EXERCISE GOAL: Type out every line below exactly as it reads.

Collected data entries:
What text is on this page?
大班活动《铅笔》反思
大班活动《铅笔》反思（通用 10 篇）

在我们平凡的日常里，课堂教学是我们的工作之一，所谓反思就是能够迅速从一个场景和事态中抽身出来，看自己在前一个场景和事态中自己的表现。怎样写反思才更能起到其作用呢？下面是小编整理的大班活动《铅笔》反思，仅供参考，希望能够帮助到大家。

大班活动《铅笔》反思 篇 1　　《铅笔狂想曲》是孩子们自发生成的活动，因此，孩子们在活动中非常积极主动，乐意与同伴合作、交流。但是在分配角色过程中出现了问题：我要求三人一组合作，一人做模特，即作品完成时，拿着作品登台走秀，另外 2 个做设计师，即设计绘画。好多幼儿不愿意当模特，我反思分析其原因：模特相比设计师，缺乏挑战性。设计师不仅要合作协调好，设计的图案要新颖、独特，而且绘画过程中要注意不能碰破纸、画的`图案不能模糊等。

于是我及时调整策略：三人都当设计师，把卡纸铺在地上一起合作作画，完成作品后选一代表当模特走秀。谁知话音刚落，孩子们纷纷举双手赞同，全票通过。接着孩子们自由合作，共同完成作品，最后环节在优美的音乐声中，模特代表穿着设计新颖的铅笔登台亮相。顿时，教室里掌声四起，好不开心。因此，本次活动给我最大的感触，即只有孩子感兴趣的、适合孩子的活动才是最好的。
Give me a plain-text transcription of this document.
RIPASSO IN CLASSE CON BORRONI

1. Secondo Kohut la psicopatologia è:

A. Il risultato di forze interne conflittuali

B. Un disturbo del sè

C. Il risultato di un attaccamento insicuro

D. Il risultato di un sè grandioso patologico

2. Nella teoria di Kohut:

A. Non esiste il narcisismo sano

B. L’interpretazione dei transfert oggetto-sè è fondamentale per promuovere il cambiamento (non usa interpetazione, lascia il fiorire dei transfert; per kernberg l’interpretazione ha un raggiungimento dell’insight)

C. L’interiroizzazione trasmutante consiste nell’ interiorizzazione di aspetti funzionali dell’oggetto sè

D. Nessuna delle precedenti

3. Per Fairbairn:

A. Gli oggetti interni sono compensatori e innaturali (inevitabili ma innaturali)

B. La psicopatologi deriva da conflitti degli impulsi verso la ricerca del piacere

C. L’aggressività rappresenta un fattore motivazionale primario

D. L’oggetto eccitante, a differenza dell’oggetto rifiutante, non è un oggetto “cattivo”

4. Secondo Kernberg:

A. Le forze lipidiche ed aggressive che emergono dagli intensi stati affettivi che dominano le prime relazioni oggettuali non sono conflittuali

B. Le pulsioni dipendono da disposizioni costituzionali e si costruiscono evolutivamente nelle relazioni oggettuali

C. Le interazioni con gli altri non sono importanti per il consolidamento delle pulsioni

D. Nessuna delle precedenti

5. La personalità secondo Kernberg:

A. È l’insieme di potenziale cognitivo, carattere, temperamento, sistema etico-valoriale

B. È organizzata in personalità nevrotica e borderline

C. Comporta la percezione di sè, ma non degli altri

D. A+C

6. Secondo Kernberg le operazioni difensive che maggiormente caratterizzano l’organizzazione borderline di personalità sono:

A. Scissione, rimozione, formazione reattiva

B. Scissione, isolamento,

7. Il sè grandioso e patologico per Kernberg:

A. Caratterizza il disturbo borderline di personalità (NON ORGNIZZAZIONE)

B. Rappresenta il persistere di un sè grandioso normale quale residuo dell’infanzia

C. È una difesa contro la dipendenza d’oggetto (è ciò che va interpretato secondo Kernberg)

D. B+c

THE SOLUTION:
What text is on this page?
大班活动《铅笔》反思
大班活动《铅笔》反思（通用 10 篇）

在我们平凡的日常里，课堂教学是我们的工作之一，所谓反思就是能够迅速从一个场景和事态中抽身出来，看自己在前一个场景和事态中自己的表现。怎样写反思才更能起到其作用呢？下面是小编整理的大班活动《铅笔》反思，仅供参考，希望能够帮助到大家。

大班活动《铅笔》反思 篇 1　　《铅笔狂想曲》是孩子们自发生成的活动，因此，孩子们在活动中非常积极主动，乐意与同伴合作、交流。但是在分配角色过程中出现了问题：我要求三人一组合作，一人做模特，即作品完成时，拿着作品登台走秀，另外 2 个做设计师，即设计绘画。好多幼儿不愿意当模特，我反思分析其原因：模特相比设计师，缺乏挑战性。设计师不仅要合作协调好，设计的图案要新颖、独特，而且绘画过程中要注意不能碰破纸、画的`图案不能模糊等。

于是我及时调整策略：三人都当设计师，把卡纸铺在地上一起合作作画，完成作品后选一代表当模特走秀。谁知话音刚落，孩子们纷纷举双手赞同，全票通过。接着孩子们自由合作，共同完成作品，最后环节在优美的音乐声中，模特代表穿着设计新颖的铅笔登台亮相。顿时，教室里掌声四起，好不开心。因此，本次活动给我最大的感触，即只有孩子感兴趣的、适合孩子的活动才是最好的。
Give me a plain-text transcription of this document.
RIPASSO IN CLASSE CON BORRONI

1. Secondo Kohut la psicopatologia è:

A. Il risultato di forze interne conflittuali

B. Un disturbo del sè

C. Il risultato di un attaccamento insicuro

D. Il risultato di un sè grandioso patologico

2. Nella teoria di Kohut:

A. Non esiste il narcisismo sano

B. L’interpretazione dei transfert oggetto-sè è fondamentale per promuovere il cambiamento (non usa interpetazione, lascia il fiorire dei transfert; per kernberg l’interpretazione ha un raggiungimento dell’insight)

C. L’interiroizzazione trasmutante consiste nell’ interiorizzazione di aspetti funzionali dell’oggetto sè

D. Nessuna delle precedenti

3. Per Fairbairn:

A. Gli oggetti interni sono compensatori e innaturali (inevitabili ma innaturali)

B. La psicopatologi deriva da conflitti degli impulsi verso la ricerca del piacere

C. L’aggressività rappresenta un fattore motivazionale primario

D. L’oggetto eccitante, a differenza dell’oggetto rifiutante, non è un oggetto “cattivo”

4. Secondo Kernberg:

A. Le forze lipidiche ed aggressive che emergono dagli intensi stati affettivi che dominano le prime relazioni oggettuali non sono conflittuali

B. Le pulsioni dipendono da disposizioni costituzionali e si costruiscono evolutivamente nelle relazioni oggettuali

C. Le interazioni con gli altri non sono importanti per il consolidamento delle pulsioni

D. Nessuna delle precedenti

5. La personalità secondo Kernberg:

A. È l’insieme di potenziale cognitivo, carattere, temperamento, sistema etico-valoriale

B. È organizzata in personalità nevrotica e borderline

C. Comporta la percezione di sè, ma non degli altri

D. A+C

6. Secondo Kernberg le operazioni difensive che maggiormente caratterizzano l’organizzazione borderline di personalità sono:

A. Scissione, rimozione, formazione reattiva

B. Scissione, isolamento,

7. Il sè grandioso e patologico per Kernberg:

A. Caratterizza il disturbo borderline di personalità (NON ORGNIZZAZIONE)

B. Rappresenta il persistere di un sè grandioso normale quale residuo dell’infanzia

C. È una difesa contro la dipendenza d’oggetto (è ciò che va interpretato secondo Kernberg)

D. B+c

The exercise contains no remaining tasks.